## 本文抜粋
サッカーは運動なんです。センスだけで勝てるはずがない。やっぱり動かないと、足を使わないと。これは、卓球、バスケットボール、それに野球などにも当てはまります」

──サッカーの場合、ボールに食らいつく動作がなければ試合に勝てません。上手さと泥臭さ、これらが合わさって初めてチームは出来上がるということでしょうか?

「戦う姿勢ですよね。例えば、守備の局面ではボールを奪うという圧を相手にかけるのが大事。いざ競り合いになったらグッとボールを刈り取る球際の強さも必要です。それらを身に付けるうえで結果的に役立ったのが、3対3や4対4の練習でした。選手たちは、狭いエリアの中で常に1対1になるような状況を強いられるわけですから、自然と戦う姿勢を養うことができました。

## レイアウト注釈データ
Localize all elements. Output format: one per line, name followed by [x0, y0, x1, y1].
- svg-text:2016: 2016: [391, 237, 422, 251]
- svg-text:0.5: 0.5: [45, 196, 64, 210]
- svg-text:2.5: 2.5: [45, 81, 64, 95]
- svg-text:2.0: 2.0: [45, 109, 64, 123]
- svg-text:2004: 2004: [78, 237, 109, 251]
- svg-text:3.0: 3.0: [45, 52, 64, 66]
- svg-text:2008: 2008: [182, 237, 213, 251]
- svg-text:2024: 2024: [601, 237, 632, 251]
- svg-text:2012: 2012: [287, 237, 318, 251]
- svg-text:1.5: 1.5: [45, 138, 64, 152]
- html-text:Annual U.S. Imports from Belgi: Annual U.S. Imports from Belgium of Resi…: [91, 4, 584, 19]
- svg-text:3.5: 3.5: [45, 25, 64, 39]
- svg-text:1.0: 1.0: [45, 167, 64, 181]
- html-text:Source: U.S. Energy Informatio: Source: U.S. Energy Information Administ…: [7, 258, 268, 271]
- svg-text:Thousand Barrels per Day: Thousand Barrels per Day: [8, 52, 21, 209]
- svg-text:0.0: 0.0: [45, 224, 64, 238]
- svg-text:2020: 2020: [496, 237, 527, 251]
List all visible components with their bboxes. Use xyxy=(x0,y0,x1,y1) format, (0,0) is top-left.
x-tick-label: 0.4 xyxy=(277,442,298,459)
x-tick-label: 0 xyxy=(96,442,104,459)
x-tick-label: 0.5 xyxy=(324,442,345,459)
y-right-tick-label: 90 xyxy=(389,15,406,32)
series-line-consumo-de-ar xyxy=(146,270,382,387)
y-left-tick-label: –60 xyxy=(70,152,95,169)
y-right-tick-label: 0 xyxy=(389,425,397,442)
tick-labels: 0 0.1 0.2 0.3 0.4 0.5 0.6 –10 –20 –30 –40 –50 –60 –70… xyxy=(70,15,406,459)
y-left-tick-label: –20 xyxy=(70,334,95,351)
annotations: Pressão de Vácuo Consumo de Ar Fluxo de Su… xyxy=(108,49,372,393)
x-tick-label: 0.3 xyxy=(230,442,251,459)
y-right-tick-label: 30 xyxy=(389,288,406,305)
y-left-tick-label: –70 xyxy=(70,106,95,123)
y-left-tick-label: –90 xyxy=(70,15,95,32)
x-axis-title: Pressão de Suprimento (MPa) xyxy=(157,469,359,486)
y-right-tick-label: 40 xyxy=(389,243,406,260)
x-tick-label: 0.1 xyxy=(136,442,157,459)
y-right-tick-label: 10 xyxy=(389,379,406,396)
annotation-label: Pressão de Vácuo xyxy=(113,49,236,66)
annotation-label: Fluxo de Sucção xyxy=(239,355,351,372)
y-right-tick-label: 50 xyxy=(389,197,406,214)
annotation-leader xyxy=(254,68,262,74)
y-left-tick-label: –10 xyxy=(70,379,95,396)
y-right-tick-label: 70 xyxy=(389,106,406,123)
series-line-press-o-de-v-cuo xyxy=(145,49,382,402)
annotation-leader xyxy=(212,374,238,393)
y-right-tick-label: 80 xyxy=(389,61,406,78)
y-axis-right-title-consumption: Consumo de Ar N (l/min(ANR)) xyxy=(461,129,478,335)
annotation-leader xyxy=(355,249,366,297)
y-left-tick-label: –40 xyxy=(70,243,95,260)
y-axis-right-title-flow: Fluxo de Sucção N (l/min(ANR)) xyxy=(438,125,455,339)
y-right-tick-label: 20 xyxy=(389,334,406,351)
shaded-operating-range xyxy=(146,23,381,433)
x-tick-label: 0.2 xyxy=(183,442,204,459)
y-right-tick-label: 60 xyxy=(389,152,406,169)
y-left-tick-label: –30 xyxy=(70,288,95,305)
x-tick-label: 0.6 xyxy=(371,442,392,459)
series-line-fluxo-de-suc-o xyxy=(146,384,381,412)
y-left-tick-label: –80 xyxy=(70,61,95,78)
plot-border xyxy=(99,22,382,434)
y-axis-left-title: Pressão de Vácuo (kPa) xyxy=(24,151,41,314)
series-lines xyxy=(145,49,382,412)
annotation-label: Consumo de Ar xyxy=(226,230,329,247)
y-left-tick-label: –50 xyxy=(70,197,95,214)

## 課題一覧
1. サッカーに関する文章のうち、「サッカーは運動なんです。セン」から「上がるということでしょうか?」までを、両端も含めて一字も変えずに書き出すこと。
2. サッカーに関する文章で、戦う姿勢を身に付けるうえで結果的に役立ったとされている練習は何か。
3. サッカーに関する文章を、示されている最後の文の後から続けて書いてください。

## 解答一覧
1.
サッカーは運動なんです。センスだけで勝てるはずがない。やっぱり動かないと、足を使わないと。これは、卓球、バスケットボール、それに野球などにも当てはまります」

──サッカーの場合、ボールに食らいつく動作がなければ試合に勝てません。上手さと泥臭さ、これらが合わさって初めてチームは出来上がるということでしょうか?

2. 3対3や4対4の練習です。

3.
狭いと言えば、帝京の練習グラウンドはシュート練習にも適していました。狭いからシュートを外しても、塀なんかに当たってボールが戻ってくる。反復練習にはもってこいの環境で、帝京の強さの秘訣は〝合理的なグラウンド“にあったのかもしれません」
 
──帝京の球際の強さが光ったのが、三羽烏(長谷川健太、大榎克己、堀池巧)擁する最強・清水東(静岡)との一戦。前田治選手の決勝弾で制した第62回の選手権決勝(1984年1月8日)でした。

「当時は清水東に限らず、静岡の高校には技量で敵わない。実際、その大会の準々決勝で清水東は浦和市立に9‐0と圧勝している。向こうの土俵で戦ったら勝てないわけですから、とにかく球際の勝負に持ち込もうと選手たちに話しました。試合内容を振り返れば若干ながら押し込まれましたが、守りは崩されなかった。ディフェンダーの岩井(厚裕)がフィジカルを利して1年生ストライカーの武田(修宏)を止めてくれたのもあって、1‐0で勝てた。

日頃から身体も心も鍛えていた成果が出た試合でしたね。サッカーに判定勝ちはないですから、ボールを意図的に持つ必要はないですし、上手く見せる義務もない。1点取って、ゼロに抑えれば勝ちなんです。あの試合には私のサッカー哲学が凝縮されていましたよ」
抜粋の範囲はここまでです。